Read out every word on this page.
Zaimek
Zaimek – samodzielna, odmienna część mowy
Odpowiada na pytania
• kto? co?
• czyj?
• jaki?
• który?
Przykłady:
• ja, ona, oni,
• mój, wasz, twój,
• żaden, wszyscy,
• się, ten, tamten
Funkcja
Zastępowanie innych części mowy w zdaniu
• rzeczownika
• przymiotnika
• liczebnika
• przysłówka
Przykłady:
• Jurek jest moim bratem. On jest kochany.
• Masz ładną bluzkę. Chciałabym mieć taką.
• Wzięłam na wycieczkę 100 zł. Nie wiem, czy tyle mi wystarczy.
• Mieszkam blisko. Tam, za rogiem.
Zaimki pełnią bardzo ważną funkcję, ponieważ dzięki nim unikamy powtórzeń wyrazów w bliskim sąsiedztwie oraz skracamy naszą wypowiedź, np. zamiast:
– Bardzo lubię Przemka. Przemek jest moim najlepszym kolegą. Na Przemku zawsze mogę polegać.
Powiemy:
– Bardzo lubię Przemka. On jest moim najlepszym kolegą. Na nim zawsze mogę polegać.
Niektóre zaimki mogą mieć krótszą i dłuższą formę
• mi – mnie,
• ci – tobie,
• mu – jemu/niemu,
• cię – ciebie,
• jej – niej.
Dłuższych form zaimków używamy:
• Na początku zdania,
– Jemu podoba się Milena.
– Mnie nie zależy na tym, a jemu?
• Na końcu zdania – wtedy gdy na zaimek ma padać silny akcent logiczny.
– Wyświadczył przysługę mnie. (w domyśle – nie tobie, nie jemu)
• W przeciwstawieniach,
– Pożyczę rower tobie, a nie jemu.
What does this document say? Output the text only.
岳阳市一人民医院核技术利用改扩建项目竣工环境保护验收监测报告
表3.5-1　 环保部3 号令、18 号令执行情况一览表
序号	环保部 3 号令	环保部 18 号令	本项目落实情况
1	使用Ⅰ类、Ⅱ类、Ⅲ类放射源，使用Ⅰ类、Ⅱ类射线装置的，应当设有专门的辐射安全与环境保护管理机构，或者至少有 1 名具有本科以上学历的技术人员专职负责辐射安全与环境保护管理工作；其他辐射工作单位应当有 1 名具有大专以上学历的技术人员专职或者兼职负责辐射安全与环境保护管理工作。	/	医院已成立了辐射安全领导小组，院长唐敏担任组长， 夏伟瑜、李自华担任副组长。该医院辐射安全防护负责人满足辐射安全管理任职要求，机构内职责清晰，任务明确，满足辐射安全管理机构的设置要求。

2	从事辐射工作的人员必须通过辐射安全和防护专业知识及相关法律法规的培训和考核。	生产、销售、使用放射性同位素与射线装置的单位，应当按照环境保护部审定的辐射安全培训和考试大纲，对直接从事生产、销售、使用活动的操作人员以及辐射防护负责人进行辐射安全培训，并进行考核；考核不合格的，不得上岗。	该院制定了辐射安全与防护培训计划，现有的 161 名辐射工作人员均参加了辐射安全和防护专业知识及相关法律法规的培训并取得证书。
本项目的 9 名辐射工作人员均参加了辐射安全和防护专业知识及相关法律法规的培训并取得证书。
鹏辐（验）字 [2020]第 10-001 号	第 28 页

### Stated problem
Report only the number of lines that hold the string "kolegą" in this listing.

### Result below
2